** OBJECTIVE **
Determine which lines of the records include the word "Green", and copy them.

** DATA IN THIS EXERCISE **
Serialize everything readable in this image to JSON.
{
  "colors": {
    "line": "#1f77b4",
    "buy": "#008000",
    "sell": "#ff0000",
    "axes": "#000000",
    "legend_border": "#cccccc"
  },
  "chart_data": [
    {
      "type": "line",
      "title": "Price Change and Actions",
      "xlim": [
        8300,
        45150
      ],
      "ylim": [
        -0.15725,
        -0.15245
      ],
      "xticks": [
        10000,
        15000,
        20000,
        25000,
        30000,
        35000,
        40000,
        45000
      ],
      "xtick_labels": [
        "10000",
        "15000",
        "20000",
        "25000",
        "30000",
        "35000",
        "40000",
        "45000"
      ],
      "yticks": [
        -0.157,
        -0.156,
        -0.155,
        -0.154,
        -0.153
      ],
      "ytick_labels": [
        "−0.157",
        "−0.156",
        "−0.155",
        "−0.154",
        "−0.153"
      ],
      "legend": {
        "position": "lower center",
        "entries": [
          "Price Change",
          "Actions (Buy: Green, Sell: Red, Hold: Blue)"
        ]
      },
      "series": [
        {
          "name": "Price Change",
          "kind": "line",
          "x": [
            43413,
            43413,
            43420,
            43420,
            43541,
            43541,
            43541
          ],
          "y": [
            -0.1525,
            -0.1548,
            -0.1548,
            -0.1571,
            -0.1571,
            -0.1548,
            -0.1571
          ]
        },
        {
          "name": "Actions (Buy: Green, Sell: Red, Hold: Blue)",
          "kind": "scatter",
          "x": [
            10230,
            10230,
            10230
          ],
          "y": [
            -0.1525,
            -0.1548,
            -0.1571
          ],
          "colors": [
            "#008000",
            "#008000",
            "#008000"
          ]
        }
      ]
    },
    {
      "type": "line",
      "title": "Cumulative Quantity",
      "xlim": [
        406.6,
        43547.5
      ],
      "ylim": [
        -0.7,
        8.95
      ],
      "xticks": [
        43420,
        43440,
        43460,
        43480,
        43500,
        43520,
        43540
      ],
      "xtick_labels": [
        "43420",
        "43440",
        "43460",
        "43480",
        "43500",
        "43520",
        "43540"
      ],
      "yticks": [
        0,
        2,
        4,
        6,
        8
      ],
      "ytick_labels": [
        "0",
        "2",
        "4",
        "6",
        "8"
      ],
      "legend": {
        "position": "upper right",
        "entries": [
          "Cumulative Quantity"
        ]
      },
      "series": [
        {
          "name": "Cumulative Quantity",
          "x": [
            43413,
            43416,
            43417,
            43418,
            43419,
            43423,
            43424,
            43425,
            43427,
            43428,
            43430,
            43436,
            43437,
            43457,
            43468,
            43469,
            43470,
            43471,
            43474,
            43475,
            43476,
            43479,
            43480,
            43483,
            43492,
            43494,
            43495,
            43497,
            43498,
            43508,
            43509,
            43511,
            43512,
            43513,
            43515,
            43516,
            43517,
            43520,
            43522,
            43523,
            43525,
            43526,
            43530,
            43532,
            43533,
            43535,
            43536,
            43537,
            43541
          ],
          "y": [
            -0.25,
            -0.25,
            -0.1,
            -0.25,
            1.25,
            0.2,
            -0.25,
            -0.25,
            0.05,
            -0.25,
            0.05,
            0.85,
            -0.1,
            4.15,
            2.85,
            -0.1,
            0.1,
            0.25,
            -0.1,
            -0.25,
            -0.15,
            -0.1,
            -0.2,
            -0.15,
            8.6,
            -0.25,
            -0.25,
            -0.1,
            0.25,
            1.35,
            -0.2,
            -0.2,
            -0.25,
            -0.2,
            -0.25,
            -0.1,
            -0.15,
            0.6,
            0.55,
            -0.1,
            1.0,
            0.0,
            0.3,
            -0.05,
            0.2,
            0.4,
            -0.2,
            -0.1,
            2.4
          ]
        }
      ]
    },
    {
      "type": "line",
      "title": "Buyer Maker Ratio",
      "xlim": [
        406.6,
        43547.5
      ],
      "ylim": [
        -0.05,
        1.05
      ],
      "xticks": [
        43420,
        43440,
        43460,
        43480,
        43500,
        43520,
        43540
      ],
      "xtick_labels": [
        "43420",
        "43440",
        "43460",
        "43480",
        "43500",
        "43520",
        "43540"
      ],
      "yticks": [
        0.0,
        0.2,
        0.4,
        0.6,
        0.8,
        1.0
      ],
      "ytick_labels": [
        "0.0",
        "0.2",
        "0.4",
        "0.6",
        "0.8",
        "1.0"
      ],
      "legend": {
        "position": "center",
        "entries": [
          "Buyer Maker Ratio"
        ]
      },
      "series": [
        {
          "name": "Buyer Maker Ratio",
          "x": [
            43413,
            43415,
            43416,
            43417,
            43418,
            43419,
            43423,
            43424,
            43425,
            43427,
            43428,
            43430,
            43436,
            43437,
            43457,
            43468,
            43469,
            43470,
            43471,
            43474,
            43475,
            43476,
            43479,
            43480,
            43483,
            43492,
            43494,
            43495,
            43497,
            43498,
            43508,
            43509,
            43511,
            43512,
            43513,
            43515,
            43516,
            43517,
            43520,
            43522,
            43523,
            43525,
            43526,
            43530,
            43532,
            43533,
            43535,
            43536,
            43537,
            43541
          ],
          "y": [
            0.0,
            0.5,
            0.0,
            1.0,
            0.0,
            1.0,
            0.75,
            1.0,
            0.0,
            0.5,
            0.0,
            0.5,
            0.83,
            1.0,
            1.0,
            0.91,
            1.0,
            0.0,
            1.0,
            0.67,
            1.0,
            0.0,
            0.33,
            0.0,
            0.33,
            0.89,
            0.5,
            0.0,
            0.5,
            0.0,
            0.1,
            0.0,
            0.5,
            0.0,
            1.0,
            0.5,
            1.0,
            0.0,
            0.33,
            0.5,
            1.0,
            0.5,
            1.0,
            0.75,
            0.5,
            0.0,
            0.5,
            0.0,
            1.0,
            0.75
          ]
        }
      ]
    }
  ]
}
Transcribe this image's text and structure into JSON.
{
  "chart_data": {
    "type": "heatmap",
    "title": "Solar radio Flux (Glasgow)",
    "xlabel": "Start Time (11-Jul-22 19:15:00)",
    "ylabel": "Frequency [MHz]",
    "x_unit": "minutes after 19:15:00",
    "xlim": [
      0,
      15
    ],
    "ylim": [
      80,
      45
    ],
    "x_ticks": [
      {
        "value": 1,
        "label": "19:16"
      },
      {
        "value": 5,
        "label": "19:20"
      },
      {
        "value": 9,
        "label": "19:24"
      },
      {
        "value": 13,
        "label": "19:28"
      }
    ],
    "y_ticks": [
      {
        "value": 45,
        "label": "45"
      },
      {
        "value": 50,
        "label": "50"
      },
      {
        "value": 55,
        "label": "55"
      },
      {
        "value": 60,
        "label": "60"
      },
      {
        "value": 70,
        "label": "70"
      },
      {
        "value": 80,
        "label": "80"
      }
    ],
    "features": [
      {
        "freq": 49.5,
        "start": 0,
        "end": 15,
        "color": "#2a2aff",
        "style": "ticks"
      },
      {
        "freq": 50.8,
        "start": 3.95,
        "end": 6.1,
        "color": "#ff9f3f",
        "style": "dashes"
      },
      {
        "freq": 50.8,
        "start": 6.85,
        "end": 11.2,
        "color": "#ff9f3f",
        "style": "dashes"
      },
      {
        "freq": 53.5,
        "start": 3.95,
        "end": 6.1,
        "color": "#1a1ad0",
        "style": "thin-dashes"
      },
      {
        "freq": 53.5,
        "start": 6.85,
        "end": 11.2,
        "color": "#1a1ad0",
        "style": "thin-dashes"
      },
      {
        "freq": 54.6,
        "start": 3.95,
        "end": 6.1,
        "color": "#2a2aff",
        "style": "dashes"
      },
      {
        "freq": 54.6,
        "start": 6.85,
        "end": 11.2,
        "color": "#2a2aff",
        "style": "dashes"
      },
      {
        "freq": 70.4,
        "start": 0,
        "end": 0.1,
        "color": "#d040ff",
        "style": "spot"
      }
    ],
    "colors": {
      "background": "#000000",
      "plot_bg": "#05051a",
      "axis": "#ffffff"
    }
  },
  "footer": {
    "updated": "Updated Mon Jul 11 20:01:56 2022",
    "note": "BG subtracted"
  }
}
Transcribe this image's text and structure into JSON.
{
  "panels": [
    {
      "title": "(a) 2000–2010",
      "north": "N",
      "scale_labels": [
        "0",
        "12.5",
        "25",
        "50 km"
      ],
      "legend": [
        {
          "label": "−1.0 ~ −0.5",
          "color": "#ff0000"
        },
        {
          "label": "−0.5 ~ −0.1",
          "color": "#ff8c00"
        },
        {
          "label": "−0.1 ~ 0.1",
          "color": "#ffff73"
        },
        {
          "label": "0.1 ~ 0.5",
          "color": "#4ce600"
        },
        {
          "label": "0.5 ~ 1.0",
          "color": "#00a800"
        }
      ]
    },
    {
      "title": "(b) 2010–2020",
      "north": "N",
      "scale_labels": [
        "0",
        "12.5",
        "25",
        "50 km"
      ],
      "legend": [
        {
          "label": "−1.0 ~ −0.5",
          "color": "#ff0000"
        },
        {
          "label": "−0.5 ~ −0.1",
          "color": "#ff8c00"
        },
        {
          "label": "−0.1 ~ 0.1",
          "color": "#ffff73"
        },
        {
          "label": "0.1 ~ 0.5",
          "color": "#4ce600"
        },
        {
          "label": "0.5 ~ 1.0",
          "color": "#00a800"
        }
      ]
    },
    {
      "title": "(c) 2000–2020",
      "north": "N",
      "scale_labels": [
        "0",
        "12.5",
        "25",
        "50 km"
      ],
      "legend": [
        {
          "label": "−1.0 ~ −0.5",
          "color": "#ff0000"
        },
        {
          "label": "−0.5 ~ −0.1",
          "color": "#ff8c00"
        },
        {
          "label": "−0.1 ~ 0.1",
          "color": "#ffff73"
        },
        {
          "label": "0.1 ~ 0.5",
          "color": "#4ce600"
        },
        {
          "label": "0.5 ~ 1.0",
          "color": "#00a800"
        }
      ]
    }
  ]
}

** THE RESPONSE **
          "Actions (Buy: Green, Sell: Red, Hold: Blue)"
          "name": "Actions (Buy: Green, Sell: Red, Hold: Blue)",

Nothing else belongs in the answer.